What is being asked
Every record below should be printed exactly as it appears.

[Collected data entries]
########################################

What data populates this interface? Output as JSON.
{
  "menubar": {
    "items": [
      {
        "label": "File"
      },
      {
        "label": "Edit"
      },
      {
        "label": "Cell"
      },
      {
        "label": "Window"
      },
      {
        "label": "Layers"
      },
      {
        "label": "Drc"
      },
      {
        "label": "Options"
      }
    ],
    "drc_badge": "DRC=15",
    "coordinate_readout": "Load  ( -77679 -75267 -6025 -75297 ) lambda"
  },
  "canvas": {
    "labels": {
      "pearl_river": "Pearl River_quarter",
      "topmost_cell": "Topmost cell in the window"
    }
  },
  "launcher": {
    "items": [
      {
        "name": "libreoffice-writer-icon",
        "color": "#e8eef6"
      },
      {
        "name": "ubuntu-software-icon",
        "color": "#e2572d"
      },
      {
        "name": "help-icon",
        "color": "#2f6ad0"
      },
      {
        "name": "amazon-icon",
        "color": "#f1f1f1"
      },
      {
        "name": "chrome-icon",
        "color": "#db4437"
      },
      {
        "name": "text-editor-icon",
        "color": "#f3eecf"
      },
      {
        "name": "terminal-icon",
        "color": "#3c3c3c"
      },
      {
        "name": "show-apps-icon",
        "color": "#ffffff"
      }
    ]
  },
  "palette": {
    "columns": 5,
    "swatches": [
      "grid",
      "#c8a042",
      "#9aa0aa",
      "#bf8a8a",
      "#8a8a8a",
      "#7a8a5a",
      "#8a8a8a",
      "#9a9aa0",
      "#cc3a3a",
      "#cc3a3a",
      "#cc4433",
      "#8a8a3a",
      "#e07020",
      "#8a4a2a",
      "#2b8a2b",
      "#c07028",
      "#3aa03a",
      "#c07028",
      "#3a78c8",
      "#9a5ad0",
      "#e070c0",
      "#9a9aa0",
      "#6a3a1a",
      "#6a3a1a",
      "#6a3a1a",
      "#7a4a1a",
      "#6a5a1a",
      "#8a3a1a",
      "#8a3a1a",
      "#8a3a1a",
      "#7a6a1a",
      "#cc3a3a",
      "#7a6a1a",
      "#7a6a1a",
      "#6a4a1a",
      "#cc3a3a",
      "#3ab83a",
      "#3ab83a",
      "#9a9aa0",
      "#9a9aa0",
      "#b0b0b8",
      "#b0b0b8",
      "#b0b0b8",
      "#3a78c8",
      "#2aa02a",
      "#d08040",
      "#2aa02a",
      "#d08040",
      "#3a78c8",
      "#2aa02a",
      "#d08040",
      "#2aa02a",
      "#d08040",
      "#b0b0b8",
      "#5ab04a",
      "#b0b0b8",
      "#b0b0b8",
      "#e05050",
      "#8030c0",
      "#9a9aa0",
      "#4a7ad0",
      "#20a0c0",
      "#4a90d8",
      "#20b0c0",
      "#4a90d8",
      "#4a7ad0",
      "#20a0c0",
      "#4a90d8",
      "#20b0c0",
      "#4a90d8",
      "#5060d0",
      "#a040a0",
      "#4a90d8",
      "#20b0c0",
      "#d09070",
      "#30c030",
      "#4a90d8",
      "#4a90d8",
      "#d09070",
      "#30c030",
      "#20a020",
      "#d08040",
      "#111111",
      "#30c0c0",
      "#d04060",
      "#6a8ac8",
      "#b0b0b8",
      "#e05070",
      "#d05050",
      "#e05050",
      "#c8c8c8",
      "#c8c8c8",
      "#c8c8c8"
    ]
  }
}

########################################

Task response
What data populates this interface? Output as JSON.
{
  "menubar": {
    "items": [
      {
        "label": "File"
      },
      {
        "label": "Edit"
      },
      {
        "label": "Cell"
      },
      {
        "label": "Window"
      },
      {
        "label": "Layers"
      },
      {
        "label": "Drc"
      },
      {
        "label": "Options"
      }
    ],
    "drc_badge": "DRC=15",
    "coordinate_readout": "Load  ( -77679 -75267 -6025 -75297 ) lambda"
  },
  "canvas": {
    "labels": {
      "pearl_river": "Pearl River_quarter",
      "topmost_cell": "Topmost cell in the window"
    }
  },
  "launcher": {
    "items": [
      {
        "name": "libreoffice-writer-icon",
        "color": "#e8eef6"
      },
      {
        "name": "ubuntu-software-icon",
        "color": "#e2572d"
      },
      {
        "name": "help-icon",
        "color": "#2f6ad0"
      },
      {
        "name": "amazon-icon",
        "color": "#f1f1f1"
      },
      {
        "name": "chrome-icon",
        "color": "#db4437"
      },
      {
        "name": "text-editor-icon",
        "color": "#f3eecf"
      },
      {
        "name": "terminal-icon",
        "color": "#3c3c3c"
      },
      {
        "name": "show-apps-icon",
        "color": "#ffffff"
      }
    ]
  },
  "palette": {
    "columns": 5,
    "swatches": [
      "grid",
      "#c8a042",
      "#9aa0aa",
      "#bf8a8a",
      "#8a8a8a",
      "#7a8a5a",
      "#8a8a8a",
      "#9a9aa0",
      "#cc3a3a",
      "#cc3a3a",
      "#cc4433",
      "#8a8a3a",
      "#e07020",
      "#8a4a2a",
      "#2b8a2b",
      "#c07028",
      "#3aa03a",
      "#c07028",
      "#3a78c8",
      "#9a5ad0",
      "#e070c0",
      "#9a9aa0",
      "#6a3a1a",
      "#6a3a1a",
      "#6a3a1a",
      "#7a4a1a",
      "#6a5a1a",
      "#8a3a1a",
      "#8a3a1a",
      "#8a3a1a",
      "#7a6a1a",
      "#cc3a3a",
      "#7a6a1a",
      "#7a6a1a",
      "#6a4a1a",
      "#cc3a3a",
      "#3ab83a",
      "#3ab83a",
      "#9a9aa0",
      "#9a9aa0",
      "#b0b0b8",
      "#b0b0b8",
      "#b0b0b8",
      "#3a78c8",
      "#2aa02a",
      "#d08040",
      "#2aa02a",
      "#d08040",
      "#3a78c8",
      "#2aa02a",
      "#d08040",
      "#2aa02a",
      "#d08040",
      "#b0b0b8",
      "#5ab04a",
      "#b0b0b8",
      "#b0b0b8",
      "#e05050",
      "#8030c0",
      "#9a9aa0",
      "#4a7ad0",
      "#20a0c0",
      "#4a90d8",
      "#20b0c0",
      "#4a90d8",
      "#4a7ad0",
      "#20a0c0",
      "#4a90d8",
      "#20b0c0",
      "#4a90d8",
      "#5060d0",
      "#a040a0",
      "#4a90d8",
      "#20b0c0",
      "#d09070",
      "#30c030",
      "#4a90d8",
      "#4a90d8",
      "#d09070",
      "#30c030",
      "#20a020",
      "#d08040",
      "#111111",
      "#30c0c0",
      "#d04060",
      "#6a8ac8",
      "#b0b0b8",
      "#e05070",
      "#d05050",
      "#e05050",
      "#c8c8c8",
      "#c8c8c8",
      "#c8c8c8"
    ]
  }
}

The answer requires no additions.